Task prompt. Could you write out every record below exactly, leaving out any pictures?

Input data.
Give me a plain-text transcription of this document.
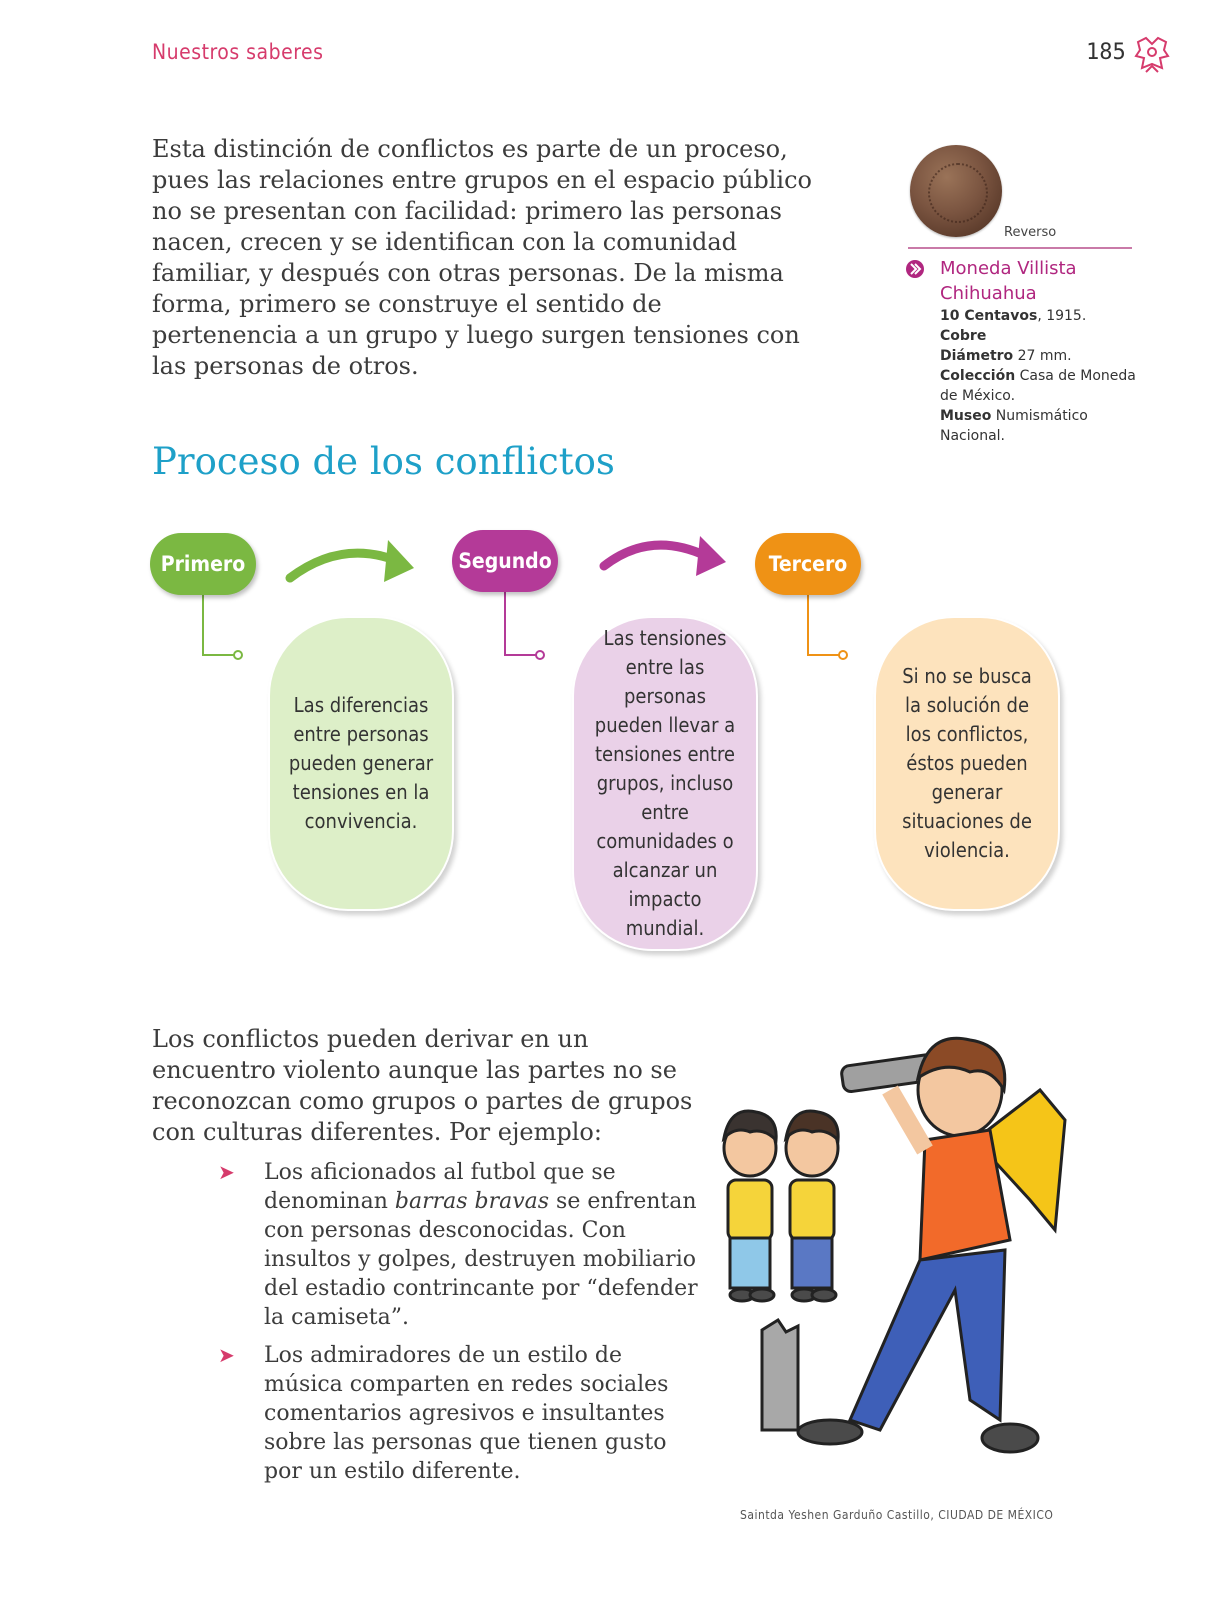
Nuestros saberes	185
Esta distinción de conflictos es parte de un proceso, pues las relaciones entre grupos en el espacio público no se presentan con facilidad: primero las personas nacen, crecen y se identifican con la comunidad familiar, y después con otras personas. De la misma forma, primero se construye el sentido de pertenencia a un grupo y luego surgen tensiones con las personas de otros.
Reverso
Moneda Villista Chihuahua
10 Centavos, 1915.
Cobre
Diámetro 27 mm.
Colección Casa de Moneda de México.
Museo Numismático Nacional.
Proceso de los conflictos
Primero	Segundo	Tercero
Las diferencias entre personas pueden generar tensiones en la convivencia.
Las tensiones entre las personas pueden llevar a tensiones entre grupos, incluso entre comunidades o alcanzar un impacto mundial.
Si no se busca la solución de los conflictos, éstos pueden generar situaciones de violencia.
Los conflictos pueden derivar en un encuentro violento aunque las partes no se reconozcan como grupos o partes de grupos con culturas diferentes. Por ejemplo:
➤ Los aficionados al futbol que se denominan barras bravas se enfrentan con personas desconocidas. Con insultos y golpes, destruyen mobiliario del estadio contrincante por “defender la camiseta”.
➤ Los admiradores de un estilo de música comparten en redes sociales comentarios agresivos e insultantes sobre las personas que tienen gusto por un estilo diferente.
Saintda Yeshen Garduño Castillo, CIUDAD DE MÉXICO
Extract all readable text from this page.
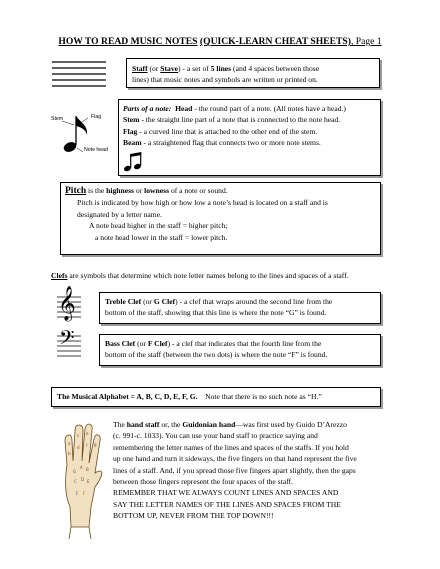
HOW TO READ MUSIC NOTES (QUICK-LEARN CHEAT SHEETS), Page 1
Staff (or Stave) - a set of 5 lines (and 4 spaces between those
lines) that music notes and symbols are written or printed on.
Stem	Flag
Note head
Parts of a note: Head - the round part of a note. (All notes have a head.)
Stem - the straight line part of a note that is connected to the note head.
Flag - a curved line that is attached to the other end of the stem.
Beam - a straightened flag that connects two or more note stems.
Pitch is the highness or lowness of a note or sound.
Pitch is indicated by how high or how low a note’s head is located on a staff and is
designated by a letter name.
A note head higher in the staff = higher pitch;
a note head lower in the staff = lower pitch.
Clefs are symbols that determine which note letter names belong to the lines and spaces of a staff.
𝄞	Treble Clef (or G Clef) - a clef that wraps around the second line from the
bottom of the staff, showing that this line is where the note “G” is found.
𝄢	Bass Clef (or F Clef) - a clef that indicates that the fourth line from the
bottom of the staff (between the two dots) is where the note “F” is found.
The Musical Alphabet = A, B, C, D, E, F, G. Note that there is no such note as “H.”
a
c e
g
b
d f
G
A B
C D E
F Γ
The hand staff or, the Guidonian hand—was first used by Guido D’Arezzo
(c. 991-c. 1033). You can use your hand staff to practice saying and
remembering the letter names of the lines and spaces of the staffs. If you hold
up one hand and turn it sideways, the five fingers on that hand represent the five
lines of a staff. And, if you spread those five fingers apart slightly, then the gaps
between those fingers represent the four spaces of the staff.
REMEMBER THAT WE ALWAYS COUNT LINES AND SPACES AND
SAY THE LETTER NAMES OF THE LINES AND SPACES FROM THE
BOTTOM UP, NEVER FROM THE TOP DOWN!!!
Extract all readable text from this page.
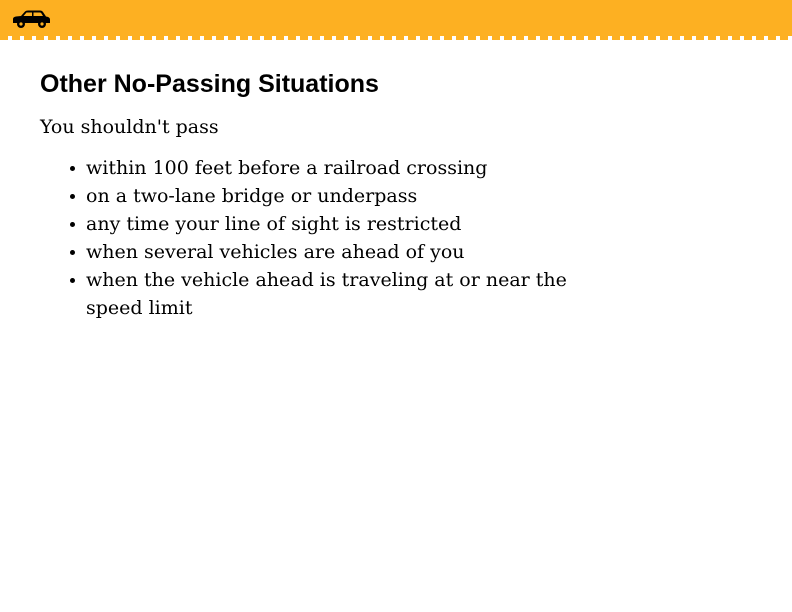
Other No-Passing Situations

You shouldn't pass

within 100 feet before a railroad crossing
on a two-lane bridge or underpass
any time your line of sight is restricted
when several vehicles are ahead of you
when the vehicle ahead is traveling at or near the speed limit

Solution to this exercise.
Give me a plain-text transcription of this document.
Nuestros saberes	185
Esta distinción de conflictos es parte de un proceso, pues las relaciones entre grupos en el espacio público no se presentan con facilidad: primero las personas nacen, crecen y se identifican con la comunidad familiar, y después con otras personas. De la misma forma, primero se construye el sentido de pertenencia a un grupo y luego surgen tensiones con las personas de otros.
Reverso
Moneda Villista Chihuahua
10 Centavos, 1915.
Cobre
Diámetro 27 mm.
Colección Casa de Moneda de México.
Museo Numismático Nacional.
Proceso de los conflictos
Primero	Segundo	Tercero
Las diferencias entre personas pueden generar tensiones en la convivencia.
Las tensiones entre las personas pueden llevar a tensiones entre grupos, incluso entre comunidades o alcanzar un impacto mundial.
Si no se busca la solución de los conflictos, éstos pueden generar situaciones de violencia.
Los conflictos pueden derivar en un encuentro violento aunque las partes no se reconozcan como grupos o partes de grupos con culturas diferentes. Por ejemplo:
➤ Los aficionados al futbol que se denominan barras bravas se enfrentan con personas desconocidas. Con insultos y golpes, destruyen mobiliario del estadio contrincante por “defender la camiseta”.
➤ Los admiradores de un estilo de música comparten en redes sociales comentarios agresivos e insultantes sobre las personas que tienen gusto por un estilo diferente.
Saintda Yeshen Garduño Castillo, CIUDAD DE MÉXICO
Extract all readable text from this page.
HOW TO READ MUSIC NOTES (QUICK-LEARN CHEAT SHEETS), Page 1
Staff (or Stave) - a set of 5 lines (and 4 spaces between those
lines) that music notes and symbols are written or printed on.
Stem	Flag
Note head
Parts of a note: Head - the round part of a note. (All notes have a head.)
Stem - the straight line part of a note that is connected to the note head.
Flag - a curved line that is attached to the other end of the stem.
Beam - a straightened flag that connects two or more note stems.
Pitch is the highness or lowness of a note or sound.
Pitch is indicated by how high or how low a note’s head is located on a staff and is
designated by a letter name.
A note head higher in the staff = higher pitch;
a note head lower in the staff = lower pitch.
Clefs are symbols that determine which note letter names belong to the lines and spaces of a staff.
𝄞	Treble Clef (or G Clef) - a clef that wraps around the second line from the
bottom of the staff, showing that this line is where the note “G” is found.
𝄢	Bass Clef (or F Clef) - a clef that indicates that the fourth line from the
bottom of the staff (between the two dots) is where the note “F” is found.
The Musical Alphabet = A, B, C, D, E, F, G. Note that there is no such note as “H.”
a
c e
g
b
d f
G
A B
C D E
F Γ
The hand staff or, the Guidonian hand—was first used by Guido D’Arezzo
(c. 991-c. 1033). You can use your hand staff to practice saying and
remembering the letter names of the lines and spaces of the staffs. If you hold
up one hand and turn it sideways, the five fingers on that hand represent the five
lines of a staff. And, if you spread those five fingers apart slightly, then the gaps
between those fingers represent the four spaces of the staff.
REMEMBER THAT WE ALWAYS COUNT LINES AND SPACES AND
SAY THE LETTER NAMES OF THE LINES AND SPACES FROM THE
BOTTOM UP, NEVER FROM THE TOP DOWN!!!
Extract all readable text from this page.
Other No-Passing Situations

You shouldn't pass

within 100 feet before a railroad crossing
on a two-lane bridge or underpass
any time your line of sight is restricted
when several vehicles are ahead of you
when the vehicle ahead is traveling at or near the speed limit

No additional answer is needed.